What to do:
Would you pull out every line of the material that contains the string "screenshot"?

===== Exercise inputs =====

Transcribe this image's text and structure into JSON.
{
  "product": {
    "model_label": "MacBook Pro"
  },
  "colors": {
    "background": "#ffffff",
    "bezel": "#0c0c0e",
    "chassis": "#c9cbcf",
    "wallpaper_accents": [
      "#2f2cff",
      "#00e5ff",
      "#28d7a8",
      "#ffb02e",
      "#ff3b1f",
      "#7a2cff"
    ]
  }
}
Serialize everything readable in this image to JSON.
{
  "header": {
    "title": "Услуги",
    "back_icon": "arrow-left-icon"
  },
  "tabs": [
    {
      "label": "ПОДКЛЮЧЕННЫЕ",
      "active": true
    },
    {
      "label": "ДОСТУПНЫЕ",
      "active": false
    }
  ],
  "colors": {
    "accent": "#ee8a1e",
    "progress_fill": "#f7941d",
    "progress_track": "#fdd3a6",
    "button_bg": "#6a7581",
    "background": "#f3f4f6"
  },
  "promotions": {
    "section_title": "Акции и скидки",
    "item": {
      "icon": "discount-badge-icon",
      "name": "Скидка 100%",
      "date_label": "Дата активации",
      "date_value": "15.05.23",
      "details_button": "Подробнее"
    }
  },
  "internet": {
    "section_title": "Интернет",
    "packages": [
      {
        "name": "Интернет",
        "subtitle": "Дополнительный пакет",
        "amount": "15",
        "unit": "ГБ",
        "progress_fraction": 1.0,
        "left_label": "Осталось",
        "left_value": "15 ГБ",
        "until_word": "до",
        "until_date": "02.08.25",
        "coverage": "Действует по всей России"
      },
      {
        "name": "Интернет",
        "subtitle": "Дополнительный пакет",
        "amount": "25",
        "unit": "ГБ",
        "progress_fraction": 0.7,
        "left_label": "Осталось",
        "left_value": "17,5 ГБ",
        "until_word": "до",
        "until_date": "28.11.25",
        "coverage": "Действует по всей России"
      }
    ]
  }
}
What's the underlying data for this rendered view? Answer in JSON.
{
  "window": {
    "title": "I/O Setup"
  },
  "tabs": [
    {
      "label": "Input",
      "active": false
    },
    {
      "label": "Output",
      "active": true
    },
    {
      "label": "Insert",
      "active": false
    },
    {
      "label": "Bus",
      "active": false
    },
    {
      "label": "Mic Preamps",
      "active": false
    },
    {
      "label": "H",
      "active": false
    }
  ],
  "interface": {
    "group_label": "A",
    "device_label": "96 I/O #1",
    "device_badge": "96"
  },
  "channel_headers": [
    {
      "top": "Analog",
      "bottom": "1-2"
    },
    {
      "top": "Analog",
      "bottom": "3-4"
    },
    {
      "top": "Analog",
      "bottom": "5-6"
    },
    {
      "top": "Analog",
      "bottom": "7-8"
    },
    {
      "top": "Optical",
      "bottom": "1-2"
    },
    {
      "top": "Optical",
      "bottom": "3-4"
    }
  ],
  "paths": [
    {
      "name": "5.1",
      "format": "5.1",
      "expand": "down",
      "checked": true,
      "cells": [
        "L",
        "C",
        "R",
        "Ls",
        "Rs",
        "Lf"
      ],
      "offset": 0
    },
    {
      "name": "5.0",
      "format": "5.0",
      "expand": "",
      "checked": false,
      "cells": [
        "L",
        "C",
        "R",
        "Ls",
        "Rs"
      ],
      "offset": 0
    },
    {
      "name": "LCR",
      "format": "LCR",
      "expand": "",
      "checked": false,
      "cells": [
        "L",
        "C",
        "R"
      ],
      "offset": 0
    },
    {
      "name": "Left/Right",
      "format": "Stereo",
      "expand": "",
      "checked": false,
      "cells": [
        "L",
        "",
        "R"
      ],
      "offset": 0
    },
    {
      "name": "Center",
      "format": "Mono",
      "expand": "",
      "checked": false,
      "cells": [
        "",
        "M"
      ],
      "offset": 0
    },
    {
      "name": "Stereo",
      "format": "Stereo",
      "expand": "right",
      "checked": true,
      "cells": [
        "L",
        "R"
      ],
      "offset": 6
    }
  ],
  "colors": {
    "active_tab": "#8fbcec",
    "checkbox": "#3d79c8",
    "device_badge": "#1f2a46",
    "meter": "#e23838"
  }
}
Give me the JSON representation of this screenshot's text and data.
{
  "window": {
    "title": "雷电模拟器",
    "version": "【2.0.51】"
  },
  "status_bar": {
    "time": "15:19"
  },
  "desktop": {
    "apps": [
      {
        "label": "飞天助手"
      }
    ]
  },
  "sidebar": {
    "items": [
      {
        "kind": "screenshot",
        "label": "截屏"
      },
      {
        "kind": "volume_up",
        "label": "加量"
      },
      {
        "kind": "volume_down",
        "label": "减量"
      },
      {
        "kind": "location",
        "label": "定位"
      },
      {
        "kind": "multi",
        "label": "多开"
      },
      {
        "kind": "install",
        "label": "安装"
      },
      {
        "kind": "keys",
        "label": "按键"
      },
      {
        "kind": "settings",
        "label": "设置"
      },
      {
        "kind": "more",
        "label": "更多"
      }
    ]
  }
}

=====

Task result:
Give me the JSON representation of this screenshot's text and data.
        "kind": "screenshot",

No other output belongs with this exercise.